* **Job**
Check each line of the material. Copy those containing "this".

* **Listed entries**

============

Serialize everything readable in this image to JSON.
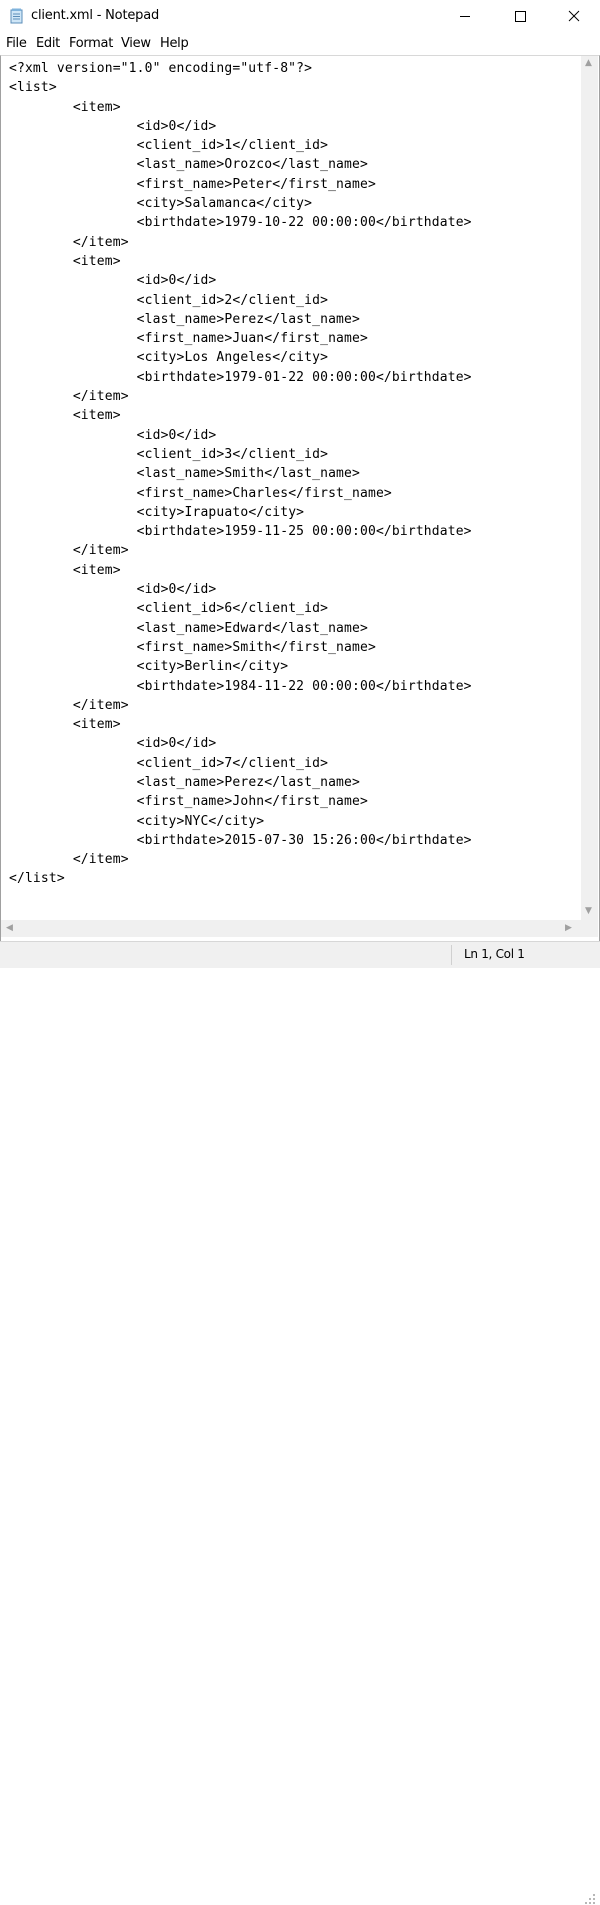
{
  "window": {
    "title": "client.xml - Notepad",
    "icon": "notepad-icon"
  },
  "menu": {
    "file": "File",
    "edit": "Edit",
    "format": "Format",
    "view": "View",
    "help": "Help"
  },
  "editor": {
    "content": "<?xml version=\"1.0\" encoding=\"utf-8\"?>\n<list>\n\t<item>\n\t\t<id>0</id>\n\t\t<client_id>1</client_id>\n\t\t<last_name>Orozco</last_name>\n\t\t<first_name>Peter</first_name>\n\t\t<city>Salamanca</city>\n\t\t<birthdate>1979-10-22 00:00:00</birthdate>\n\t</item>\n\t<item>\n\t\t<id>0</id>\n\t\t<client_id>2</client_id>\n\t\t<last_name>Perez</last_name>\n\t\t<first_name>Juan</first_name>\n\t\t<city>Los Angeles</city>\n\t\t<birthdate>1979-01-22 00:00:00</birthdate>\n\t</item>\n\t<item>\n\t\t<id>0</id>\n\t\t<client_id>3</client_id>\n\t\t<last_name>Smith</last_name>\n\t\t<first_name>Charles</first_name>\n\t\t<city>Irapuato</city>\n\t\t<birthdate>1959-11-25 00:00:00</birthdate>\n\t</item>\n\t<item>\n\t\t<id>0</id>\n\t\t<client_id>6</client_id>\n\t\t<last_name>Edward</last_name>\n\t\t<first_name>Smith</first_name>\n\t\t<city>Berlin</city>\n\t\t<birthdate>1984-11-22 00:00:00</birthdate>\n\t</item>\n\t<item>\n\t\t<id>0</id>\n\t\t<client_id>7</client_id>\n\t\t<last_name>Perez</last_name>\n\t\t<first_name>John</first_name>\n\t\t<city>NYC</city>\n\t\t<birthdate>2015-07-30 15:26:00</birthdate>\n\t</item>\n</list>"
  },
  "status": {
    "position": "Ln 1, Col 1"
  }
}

============

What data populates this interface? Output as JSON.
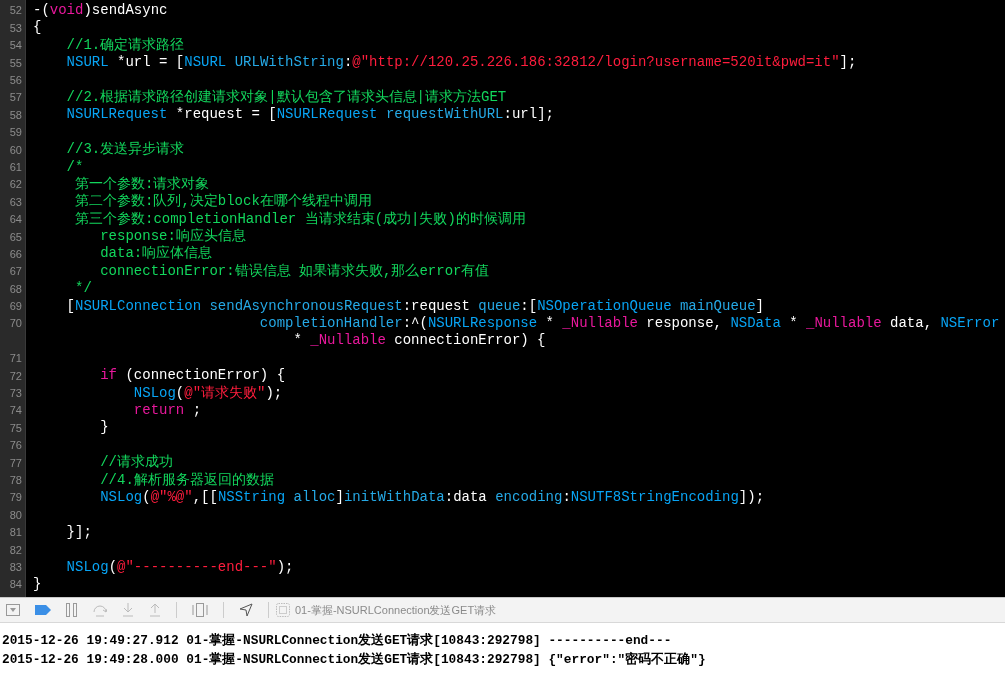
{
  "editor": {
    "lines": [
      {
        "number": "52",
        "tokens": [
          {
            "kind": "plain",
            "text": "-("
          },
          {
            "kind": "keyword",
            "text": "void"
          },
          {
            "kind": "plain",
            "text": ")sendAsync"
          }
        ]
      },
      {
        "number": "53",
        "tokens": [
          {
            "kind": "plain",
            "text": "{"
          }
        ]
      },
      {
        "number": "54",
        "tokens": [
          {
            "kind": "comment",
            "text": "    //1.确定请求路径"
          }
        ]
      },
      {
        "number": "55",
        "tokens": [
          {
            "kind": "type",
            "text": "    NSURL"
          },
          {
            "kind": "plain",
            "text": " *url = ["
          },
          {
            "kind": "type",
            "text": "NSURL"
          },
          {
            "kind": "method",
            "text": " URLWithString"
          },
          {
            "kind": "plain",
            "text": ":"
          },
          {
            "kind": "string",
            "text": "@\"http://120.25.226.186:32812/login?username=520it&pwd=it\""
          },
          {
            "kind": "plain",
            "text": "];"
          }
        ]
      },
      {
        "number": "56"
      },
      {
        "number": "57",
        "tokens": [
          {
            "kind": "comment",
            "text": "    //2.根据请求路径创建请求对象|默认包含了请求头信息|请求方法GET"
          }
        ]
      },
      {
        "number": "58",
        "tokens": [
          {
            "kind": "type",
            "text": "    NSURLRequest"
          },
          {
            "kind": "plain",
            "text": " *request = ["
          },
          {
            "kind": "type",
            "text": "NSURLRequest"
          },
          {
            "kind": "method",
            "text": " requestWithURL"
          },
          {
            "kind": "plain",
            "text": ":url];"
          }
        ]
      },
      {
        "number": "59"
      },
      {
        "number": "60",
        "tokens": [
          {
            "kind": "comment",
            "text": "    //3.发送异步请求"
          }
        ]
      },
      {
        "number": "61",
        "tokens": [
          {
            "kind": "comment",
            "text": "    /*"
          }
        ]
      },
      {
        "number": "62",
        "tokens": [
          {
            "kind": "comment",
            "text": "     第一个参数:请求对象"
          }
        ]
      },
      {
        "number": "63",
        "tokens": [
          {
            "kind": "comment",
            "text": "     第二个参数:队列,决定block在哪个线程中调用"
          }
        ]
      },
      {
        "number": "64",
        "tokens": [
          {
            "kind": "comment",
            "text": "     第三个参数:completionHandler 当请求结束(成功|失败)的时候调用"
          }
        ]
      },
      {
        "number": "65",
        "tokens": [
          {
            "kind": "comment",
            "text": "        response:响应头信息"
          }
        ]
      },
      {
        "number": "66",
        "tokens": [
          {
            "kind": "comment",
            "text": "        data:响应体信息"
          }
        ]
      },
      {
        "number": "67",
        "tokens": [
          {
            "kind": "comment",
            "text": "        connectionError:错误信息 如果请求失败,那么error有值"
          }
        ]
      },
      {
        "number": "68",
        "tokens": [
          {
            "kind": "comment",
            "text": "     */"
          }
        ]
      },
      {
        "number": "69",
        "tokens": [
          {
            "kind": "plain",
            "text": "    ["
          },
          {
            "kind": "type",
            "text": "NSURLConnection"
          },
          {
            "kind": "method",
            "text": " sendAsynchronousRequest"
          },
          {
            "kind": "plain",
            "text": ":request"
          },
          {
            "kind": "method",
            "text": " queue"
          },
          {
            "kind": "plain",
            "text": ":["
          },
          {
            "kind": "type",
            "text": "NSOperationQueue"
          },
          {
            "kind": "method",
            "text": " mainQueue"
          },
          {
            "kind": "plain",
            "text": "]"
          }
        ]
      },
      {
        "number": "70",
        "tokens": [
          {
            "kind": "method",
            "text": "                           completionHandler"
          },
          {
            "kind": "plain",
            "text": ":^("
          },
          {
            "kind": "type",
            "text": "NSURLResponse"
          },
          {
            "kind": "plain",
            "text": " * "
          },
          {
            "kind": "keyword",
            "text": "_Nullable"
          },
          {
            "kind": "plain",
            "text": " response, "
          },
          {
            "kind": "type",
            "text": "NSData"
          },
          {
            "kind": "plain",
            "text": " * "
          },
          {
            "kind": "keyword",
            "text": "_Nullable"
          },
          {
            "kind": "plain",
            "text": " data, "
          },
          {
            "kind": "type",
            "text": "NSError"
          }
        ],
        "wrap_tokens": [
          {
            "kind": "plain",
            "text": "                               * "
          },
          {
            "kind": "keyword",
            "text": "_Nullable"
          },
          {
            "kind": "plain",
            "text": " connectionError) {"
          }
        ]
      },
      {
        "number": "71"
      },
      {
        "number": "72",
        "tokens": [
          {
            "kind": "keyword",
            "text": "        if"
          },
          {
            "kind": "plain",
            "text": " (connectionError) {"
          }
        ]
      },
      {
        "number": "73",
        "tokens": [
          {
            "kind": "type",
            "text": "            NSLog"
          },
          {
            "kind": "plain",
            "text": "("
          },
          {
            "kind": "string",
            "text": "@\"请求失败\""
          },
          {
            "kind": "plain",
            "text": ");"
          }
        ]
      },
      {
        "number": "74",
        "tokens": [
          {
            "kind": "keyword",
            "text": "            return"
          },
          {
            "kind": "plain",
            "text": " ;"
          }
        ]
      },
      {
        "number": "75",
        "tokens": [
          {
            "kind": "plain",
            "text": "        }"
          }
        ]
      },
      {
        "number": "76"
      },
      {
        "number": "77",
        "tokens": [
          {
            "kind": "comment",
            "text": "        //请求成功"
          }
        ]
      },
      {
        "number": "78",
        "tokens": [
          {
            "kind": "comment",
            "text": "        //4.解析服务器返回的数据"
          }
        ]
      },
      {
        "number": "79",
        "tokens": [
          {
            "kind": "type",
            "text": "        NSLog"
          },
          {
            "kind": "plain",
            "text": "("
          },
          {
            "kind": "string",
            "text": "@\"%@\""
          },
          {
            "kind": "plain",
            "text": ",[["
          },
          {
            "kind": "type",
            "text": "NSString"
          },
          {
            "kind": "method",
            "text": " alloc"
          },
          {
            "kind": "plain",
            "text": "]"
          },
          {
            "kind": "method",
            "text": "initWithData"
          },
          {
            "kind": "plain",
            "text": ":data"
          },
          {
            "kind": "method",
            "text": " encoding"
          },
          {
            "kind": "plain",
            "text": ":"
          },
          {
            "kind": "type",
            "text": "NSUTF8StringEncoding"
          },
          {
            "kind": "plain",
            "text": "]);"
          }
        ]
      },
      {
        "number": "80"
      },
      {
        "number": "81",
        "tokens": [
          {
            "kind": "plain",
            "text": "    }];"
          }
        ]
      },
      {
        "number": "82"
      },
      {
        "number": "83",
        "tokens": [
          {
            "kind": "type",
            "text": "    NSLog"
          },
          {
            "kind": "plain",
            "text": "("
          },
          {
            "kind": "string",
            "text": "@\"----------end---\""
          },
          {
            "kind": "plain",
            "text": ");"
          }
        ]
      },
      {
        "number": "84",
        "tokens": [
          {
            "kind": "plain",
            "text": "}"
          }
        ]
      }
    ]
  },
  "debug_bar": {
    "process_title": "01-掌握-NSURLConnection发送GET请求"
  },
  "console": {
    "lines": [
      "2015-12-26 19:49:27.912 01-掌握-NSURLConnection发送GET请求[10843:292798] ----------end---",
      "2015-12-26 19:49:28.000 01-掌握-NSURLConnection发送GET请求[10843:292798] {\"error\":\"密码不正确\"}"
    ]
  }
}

============

* **Complete response**
Serialize everything readable in this image to JSON.
What data populates this interface? Output as JSON.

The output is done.